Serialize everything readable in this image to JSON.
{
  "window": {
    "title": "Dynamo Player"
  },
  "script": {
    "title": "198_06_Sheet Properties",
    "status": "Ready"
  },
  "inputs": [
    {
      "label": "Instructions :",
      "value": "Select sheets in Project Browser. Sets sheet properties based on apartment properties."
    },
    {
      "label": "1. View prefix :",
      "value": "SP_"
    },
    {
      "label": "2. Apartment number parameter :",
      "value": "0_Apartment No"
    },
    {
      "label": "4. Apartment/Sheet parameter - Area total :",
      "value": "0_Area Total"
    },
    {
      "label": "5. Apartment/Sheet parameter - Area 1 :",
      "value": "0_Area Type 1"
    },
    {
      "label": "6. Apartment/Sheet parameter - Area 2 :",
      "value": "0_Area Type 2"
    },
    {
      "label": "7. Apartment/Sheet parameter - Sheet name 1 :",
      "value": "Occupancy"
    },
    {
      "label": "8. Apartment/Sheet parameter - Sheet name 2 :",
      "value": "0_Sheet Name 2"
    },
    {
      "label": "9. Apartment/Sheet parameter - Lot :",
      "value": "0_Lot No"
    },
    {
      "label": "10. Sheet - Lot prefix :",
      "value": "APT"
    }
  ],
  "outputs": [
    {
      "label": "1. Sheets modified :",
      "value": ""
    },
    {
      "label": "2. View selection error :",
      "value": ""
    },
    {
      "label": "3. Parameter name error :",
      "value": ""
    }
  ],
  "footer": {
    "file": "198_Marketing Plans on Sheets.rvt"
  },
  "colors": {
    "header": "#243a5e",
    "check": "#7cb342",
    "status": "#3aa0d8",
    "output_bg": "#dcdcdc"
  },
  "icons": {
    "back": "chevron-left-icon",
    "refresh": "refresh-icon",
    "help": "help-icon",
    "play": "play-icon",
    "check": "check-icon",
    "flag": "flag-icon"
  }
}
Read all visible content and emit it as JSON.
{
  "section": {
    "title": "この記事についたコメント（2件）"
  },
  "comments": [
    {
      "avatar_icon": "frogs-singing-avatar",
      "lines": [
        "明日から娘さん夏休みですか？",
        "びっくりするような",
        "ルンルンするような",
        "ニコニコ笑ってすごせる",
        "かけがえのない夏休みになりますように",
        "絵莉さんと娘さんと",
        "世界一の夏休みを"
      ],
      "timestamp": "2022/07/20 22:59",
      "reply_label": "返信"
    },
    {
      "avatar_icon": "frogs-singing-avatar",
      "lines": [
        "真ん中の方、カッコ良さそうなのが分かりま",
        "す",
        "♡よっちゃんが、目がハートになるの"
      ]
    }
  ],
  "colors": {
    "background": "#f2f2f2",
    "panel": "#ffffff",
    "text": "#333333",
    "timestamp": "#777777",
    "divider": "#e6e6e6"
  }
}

[Aim]: Across the records, how many lines contain "prefix"? Only the number should be given.

[Solution to this problem]: 2